◆ **Task requirements**:
Can you copy out the data exactly? Leave the images out.

◆ **Supplied information**:
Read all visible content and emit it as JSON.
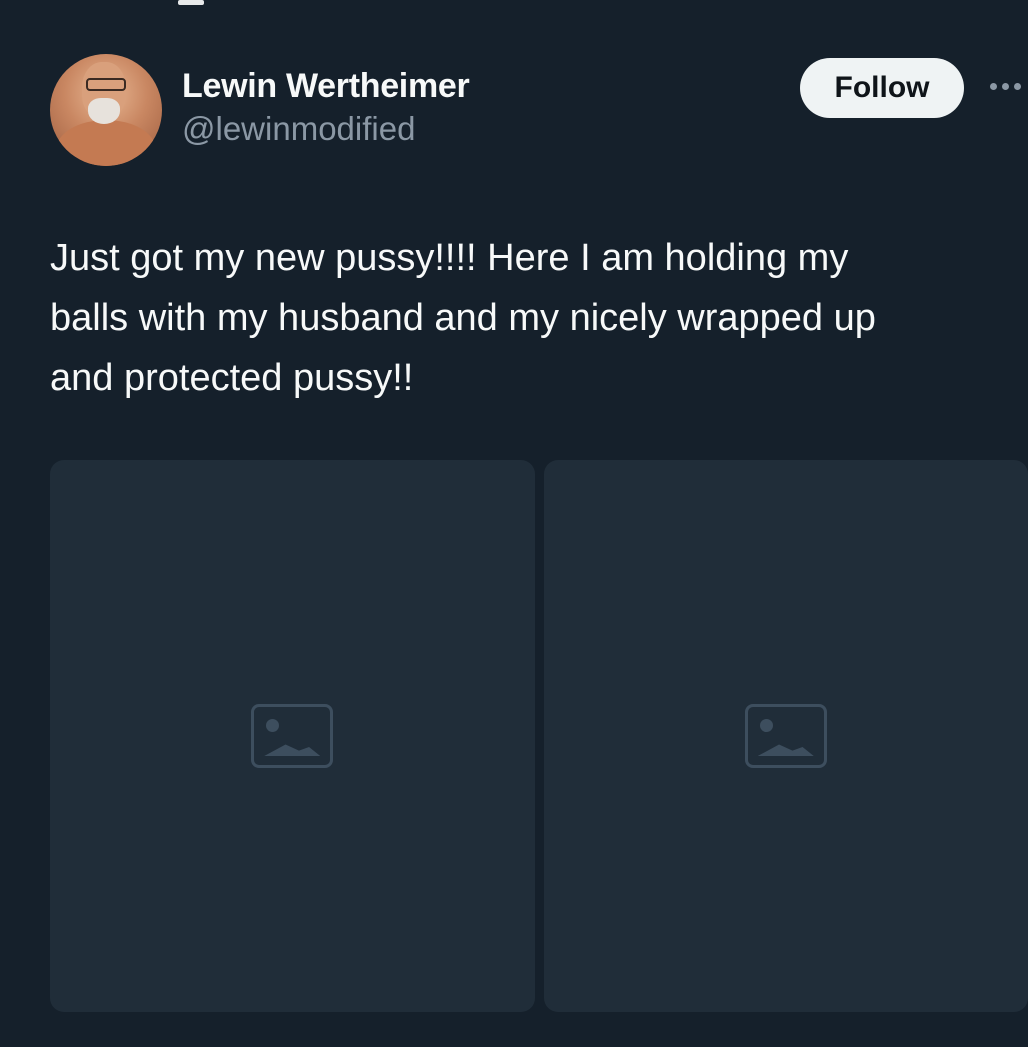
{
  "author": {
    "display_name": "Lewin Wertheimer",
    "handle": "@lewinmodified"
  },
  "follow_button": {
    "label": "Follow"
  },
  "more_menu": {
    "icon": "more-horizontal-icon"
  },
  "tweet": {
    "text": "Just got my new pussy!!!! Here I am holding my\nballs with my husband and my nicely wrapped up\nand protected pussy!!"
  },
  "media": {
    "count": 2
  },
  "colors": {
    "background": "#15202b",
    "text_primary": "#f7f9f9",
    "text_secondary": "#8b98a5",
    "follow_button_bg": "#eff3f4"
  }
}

◆ **Output below**:
Read all visible content and emit it as JSON.
{
  "author": {
    "display_name": "Lewin Wertheimer",
    "handle": "@lewinmodified"
  },
  "follow_button": {
    "label": "Follow"
  },
  "more_menu": {
    "icon": "more-horizontal-icon"
  },
  "tweet": {
    "text": "Just got my new pussy!!!! Here I am holding my\nballs with my husband and my nicely wrapped up\nand protected pussy!!"
  },
  "media": {
    "count": 2
  },
  "colors": {
    "background": "#15202b",
    "text_primary": "#f7f9f9",
    "text_secondary": "#8b98a5",
    "follow_button_bg": "#eff3f4"
  }
}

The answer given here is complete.